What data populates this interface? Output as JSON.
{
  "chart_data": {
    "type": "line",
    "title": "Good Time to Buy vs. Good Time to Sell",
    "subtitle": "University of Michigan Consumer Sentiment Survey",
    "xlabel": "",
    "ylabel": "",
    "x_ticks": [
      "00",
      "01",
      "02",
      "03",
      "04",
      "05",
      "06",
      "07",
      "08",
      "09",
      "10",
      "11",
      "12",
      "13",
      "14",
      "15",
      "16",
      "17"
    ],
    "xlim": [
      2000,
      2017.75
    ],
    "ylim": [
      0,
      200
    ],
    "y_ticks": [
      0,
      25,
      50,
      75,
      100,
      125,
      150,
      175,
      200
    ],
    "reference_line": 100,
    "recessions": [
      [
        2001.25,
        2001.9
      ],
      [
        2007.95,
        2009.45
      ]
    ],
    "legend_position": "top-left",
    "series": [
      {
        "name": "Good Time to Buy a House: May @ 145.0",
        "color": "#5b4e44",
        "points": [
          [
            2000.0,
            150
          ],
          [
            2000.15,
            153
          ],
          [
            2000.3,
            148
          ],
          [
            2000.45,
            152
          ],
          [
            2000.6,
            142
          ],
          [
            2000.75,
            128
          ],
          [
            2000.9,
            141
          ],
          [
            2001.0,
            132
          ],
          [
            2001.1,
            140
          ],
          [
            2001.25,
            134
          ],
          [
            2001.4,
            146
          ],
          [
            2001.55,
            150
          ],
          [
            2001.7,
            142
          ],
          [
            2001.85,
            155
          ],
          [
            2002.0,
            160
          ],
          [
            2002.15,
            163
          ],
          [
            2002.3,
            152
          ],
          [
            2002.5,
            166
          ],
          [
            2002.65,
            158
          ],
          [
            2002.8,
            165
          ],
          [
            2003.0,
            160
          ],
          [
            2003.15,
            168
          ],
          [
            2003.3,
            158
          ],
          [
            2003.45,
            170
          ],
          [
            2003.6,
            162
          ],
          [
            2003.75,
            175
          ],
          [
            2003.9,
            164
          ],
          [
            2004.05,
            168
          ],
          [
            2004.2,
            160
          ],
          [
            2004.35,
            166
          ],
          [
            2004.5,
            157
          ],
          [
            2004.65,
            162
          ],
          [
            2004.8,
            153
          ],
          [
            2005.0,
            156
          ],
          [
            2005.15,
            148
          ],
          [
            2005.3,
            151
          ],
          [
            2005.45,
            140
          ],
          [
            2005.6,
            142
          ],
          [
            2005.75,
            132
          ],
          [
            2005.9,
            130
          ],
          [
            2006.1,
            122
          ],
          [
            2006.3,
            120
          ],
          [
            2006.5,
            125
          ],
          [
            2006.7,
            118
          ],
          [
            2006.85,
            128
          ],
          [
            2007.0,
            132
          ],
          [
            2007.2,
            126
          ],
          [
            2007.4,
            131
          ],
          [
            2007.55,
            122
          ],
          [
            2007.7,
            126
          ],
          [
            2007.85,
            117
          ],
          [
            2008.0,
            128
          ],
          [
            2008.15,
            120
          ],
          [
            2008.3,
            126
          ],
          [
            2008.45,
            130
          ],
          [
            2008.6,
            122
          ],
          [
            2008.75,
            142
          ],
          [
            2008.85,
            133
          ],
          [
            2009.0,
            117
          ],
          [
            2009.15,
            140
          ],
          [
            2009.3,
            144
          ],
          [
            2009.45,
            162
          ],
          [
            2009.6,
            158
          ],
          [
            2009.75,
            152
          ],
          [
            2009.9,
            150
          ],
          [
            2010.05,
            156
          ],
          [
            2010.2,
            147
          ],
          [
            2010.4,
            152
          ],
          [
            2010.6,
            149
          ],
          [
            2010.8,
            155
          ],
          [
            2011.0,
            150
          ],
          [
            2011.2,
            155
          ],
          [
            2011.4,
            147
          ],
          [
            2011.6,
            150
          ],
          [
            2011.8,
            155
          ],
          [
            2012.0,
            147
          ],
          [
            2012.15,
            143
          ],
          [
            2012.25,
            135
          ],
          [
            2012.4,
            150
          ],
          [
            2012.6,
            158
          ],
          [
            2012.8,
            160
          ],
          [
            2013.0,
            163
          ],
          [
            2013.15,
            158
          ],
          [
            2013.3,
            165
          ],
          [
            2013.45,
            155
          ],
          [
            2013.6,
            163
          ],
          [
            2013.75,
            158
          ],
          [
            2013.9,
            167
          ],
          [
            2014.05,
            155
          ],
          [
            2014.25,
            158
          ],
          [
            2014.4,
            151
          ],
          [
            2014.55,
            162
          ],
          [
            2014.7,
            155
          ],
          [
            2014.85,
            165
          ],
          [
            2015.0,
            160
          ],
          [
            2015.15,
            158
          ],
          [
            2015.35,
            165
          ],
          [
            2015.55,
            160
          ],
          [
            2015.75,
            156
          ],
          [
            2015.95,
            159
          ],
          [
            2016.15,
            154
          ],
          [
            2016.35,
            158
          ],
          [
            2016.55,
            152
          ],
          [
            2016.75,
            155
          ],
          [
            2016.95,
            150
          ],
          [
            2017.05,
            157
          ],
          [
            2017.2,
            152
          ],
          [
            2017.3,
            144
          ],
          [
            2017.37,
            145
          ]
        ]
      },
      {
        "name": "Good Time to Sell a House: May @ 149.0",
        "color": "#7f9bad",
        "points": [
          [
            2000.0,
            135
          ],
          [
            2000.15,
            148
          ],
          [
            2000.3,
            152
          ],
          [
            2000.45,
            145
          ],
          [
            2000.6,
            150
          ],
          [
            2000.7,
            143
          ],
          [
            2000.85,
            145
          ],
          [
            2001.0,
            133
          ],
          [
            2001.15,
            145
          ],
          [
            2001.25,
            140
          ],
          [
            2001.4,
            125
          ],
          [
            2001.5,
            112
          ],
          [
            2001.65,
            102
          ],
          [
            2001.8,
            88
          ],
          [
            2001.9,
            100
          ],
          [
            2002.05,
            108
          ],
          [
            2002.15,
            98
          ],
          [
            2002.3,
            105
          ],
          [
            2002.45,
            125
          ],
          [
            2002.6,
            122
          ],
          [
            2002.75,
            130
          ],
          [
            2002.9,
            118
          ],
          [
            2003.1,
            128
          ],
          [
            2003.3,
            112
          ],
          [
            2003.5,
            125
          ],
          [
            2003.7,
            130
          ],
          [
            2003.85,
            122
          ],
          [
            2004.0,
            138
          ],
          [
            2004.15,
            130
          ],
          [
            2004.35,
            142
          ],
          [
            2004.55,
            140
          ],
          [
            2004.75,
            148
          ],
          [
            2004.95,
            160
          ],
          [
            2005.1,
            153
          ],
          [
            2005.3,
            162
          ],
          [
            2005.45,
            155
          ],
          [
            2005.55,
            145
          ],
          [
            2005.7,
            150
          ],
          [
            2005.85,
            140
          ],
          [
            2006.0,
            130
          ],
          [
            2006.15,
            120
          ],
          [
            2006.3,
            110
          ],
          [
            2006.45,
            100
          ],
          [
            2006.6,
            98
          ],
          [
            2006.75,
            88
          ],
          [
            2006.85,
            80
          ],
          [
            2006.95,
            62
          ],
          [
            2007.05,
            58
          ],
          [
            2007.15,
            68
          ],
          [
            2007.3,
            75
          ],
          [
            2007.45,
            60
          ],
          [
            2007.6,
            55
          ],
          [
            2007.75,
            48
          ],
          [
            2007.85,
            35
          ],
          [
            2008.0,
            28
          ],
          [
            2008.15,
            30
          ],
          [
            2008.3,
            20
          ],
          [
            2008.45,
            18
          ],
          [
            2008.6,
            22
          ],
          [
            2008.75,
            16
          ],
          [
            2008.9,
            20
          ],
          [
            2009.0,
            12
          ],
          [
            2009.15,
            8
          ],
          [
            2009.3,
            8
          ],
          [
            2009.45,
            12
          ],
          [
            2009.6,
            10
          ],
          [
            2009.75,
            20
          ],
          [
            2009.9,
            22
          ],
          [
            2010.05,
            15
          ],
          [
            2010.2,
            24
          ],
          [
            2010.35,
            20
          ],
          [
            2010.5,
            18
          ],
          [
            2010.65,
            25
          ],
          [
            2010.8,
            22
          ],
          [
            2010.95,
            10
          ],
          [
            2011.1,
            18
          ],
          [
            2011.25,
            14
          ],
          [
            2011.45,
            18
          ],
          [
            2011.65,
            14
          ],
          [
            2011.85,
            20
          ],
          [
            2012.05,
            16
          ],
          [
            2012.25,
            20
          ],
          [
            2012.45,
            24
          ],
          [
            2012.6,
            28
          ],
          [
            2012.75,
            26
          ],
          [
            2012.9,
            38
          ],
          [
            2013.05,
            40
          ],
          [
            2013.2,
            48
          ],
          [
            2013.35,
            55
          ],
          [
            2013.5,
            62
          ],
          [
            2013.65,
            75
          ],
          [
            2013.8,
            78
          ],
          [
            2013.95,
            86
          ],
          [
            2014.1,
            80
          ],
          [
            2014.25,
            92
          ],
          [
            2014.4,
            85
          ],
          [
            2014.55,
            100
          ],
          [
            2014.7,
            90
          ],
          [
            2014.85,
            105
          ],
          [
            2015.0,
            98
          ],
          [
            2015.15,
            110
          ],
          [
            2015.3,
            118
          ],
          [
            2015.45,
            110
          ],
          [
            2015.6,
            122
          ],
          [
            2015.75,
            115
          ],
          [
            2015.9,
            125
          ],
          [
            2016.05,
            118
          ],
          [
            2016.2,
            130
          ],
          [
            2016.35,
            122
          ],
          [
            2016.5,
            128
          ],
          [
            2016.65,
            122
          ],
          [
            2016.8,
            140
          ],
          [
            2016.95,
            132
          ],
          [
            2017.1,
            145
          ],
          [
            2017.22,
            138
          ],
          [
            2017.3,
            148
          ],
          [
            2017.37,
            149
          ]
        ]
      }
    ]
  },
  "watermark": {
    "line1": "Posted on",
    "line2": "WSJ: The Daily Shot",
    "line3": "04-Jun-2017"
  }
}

________________________________________

> [What this task involves]: Each line above that includes "House" should be shown.

> [Reply]:
        "name": "Good Time to Buy a House: May @ 145.0",
        "name": "Good Time to Sell a House: May @ 149.0",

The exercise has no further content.